# [PROBLEM STATEMENT]
Identify the lines that contain the word "user", then copy them.

# [INPUT DATA]
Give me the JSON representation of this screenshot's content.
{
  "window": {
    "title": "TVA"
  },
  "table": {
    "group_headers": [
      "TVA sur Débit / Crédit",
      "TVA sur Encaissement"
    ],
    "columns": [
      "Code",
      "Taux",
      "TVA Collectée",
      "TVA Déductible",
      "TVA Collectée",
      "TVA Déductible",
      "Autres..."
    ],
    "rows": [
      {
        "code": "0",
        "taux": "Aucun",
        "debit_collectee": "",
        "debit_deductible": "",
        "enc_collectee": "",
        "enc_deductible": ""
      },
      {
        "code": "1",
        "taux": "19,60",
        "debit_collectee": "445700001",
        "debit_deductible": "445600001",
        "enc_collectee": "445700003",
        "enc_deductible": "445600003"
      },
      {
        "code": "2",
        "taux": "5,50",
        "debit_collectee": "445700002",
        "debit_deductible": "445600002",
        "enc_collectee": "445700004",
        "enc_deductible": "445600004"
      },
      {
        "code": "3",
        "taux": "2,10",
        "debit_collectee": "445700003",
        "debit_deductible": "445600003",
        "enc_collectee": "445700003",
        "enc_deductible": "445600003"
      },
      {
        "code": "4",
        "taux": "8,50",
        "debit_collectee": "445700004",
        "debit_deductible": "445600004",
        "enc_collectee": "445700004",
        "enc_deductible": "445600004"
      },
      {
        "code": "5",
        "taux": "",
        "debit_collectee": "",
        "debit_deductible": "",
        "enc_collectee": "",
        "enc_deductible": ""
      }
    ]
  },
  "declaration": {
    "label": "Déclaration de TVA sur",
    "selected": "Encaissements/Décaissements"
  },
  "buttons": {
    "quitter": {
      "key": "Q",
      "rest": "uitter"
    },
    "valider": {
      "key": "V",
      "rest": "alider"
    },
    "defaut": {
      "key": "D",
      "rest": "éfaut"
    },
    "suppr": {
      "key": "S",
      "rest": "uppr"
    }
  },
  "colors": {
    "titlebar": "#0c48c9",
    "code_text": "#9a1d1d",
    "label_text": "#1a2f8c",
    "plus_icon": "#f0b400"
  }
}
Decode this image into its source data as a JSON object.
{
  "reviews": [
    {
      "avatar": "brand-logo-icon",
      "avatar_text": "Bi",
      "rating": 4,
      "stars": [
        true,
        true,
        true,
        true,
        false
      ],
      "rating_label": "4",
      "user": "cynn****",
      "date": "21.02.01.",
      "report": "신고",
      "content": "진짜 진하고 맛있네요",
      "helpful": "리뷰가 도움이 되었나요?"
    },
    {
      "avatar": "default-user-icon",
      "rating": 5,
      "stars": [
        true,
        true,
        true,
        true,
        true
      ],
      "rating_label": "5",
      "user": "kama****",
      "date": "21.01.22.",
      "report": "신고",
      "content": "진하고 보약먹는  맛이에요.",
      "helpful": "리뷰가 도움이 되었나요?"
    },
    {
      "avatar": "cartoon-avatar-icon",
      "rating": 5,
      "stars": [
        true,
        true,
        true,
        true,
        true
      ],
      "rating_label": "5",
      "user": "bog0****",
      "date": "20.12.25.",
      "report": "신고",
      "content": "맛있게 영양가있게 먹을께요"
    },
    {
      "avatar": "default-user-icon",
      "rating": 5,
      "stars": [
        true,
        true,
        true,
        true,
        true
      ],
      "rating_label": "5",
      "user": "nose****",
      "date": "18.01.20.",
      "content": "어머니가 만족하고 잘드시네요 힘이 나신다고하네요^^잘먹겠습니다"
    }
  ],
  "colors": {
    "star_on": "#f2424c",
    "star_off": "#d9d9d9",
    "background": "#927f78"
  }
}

# [ANSWER]
      "user": "cynn****",
      "avatar": "default-user-icon",
      "user": "kama****",
      "user": "bog0****",
      "avatar": "default-user-icon",
      "user": "nose****",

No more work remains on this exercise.